***** THE INPUT

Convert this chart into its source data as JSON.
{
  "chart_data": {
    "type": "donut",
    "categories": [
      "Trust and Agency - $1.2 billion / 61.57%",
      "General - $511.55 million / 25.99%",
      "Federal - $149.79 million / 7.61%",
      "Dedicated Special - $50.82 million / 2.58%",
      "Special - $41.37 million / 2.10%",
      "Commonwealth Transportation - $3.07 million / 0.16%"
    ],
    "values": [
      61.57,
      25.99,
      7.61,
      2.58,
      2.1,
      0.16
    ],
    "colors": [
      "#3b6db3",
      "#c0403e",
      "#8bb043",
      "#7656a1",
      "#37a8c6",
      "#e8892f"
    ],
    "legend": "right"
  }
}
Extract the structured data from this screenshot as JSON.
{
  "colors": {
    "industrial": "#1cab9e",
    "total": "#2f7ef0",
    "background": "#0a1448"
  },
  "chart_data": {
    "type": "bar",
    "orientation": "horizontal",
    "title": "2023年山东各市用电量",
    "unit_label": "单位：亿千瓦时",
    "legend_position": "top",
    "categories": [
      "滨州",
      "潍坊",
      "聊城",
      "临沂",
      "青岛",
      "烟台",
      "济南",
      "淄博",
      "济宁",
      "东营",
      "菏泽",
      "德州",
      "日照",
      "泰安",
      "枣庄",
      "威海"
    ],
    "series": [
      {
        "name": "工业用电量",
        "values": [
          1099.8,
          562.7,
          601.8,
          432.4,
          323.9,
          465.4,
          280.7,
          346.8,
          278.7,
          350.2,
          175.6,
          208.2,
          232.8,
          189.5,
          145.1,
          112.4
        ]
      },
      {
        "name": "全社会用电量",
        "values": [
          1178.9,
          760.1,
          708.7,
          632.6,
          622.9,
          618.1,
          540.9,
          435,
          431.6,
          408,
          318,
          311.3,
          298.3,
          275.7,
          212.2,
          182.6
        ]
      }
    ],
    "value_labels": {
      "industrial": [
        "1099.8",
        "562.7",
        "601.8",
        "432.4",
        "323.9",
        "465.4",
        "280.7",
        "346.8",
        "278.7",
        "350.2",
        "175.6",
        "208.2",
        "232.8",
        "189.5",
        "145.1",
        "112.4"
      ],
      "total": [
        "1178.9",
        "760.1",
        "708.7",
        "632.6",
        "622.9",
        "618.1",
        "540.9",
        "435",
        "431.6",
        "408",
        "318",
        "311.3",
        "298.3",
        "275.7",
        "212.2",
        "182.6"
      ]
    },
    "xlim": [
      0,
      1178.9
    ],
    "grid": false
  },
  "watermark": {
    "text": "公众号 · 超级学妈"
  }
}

**********

### REQUEST
Return all the lines that contain the string "this".

### CORRECT OUTPUT
Convert this chart into its source data as JSON.
Extract the structured data from this screenshot as JSON.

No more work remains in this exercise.